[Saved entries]
------------------------------

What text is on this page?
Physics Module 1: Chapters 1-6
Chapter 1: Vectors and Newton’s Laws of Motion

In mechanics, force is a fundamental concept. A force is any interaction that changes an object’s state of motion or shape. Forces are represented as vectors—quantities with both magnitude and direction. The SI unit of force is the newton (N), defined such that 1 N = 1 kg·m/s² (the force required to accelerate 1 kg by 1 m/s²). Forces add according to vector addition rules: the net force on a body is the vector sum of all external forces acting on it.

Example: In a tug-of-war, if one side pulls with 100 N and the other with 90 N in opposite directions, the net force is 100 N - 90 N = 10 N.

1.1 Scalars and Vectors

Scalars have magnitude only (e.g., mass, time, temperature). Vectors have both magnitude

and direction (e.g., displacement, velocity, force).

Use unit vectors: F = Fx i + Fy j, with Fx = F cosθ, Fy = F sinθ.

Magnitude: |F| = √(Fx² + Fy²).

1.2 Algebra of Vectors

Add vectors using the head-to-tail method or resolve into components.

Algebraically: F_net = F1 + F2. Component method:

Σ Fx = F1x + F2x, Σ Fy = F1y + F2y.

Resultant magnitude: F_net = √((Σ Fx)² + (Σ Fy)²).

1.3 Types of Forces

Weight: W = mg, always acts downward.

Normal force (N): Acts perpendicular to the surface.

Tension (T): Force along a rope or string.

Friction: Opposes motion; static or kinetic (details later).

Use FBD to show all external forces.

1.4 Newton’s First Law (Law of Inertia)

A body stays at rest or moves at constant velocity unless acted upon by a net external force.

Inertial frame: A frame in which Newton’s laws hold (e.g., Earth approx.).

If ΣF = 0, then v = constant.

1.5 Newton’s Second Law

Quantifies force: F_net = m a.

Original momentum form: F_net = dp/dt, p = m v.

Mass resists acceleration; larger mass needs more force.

------------------------------

> _Exercise goal_: Retype the listing exactly, in full.

> _Written response_:
What text is on this page?
Physics Module 1: Chapters 1-6
Chapter 1: Vectors and Newton’s Laws of Motion

In mechanics, force is a fundamental concept. A force is any interaction that changes an object’s state of motion or shape. Forces are represented as vectors—quantities with both magnitude and direction. The SI unit of force is the newton (N), defined such that 1 N = 1 kg·m/s² (the force required to accelerate 1 kg by 1 m/s²). Forces add according to vector addition rules: the net force on a body is the vector sum of all external forces acting on it.

Example: In a tug-of-war, if one side pulls with 100 N and the other with 90 N in opposite directions, the net force is 100 N - 90 N = 10 N.

1.1 Scalars and Vectors

Scalars have magnitude only (e.g., mass, time, temperature). Vectors have both magnitude

and direction (e.g., displacement, velocity, force).

Use unit vectors: F = Fx i + Fy j, with Fx = F cosθ, Fy = F sinθ.

Magnitude: |F| = √(Fx² + Fy²).

1.2 Algebra of Vectors

Add vectors using the head-to-tail method or resolve into components.

Algebraically: F_net = F1 + F2. Component method:

Σ Fx = F1x + F2x, Σ Fy = F1y + F2y.

Resultant magnitude: F_net = √((Σ Fx)² + (Σ Fy)²).

1.3 Types of Forces

Weight: W = mg, always acts downward.

Normal force (N): Acts perpendicular to the surface.

Tension (T): Force along a rope or string.

Friction: Opposes motion; static or kinetic (details later).

Use FBD to show all external forces.

1.4 Newton’s First Law (Law of Inertia)

A body stays at rest or moves at constant velocity unless acted upon by a net external force.

Inertial frame: A frame in which Newton’s laws hold (e.g., Earth approx.).

If ΣF = 0, then v = constant.

1.5 Newton’s Second Law

Quantifies force: F_net = m a.

Original momentum form: F_net = dp/dt, p = m v.

Mass resists acceleration; larger mass needs more force.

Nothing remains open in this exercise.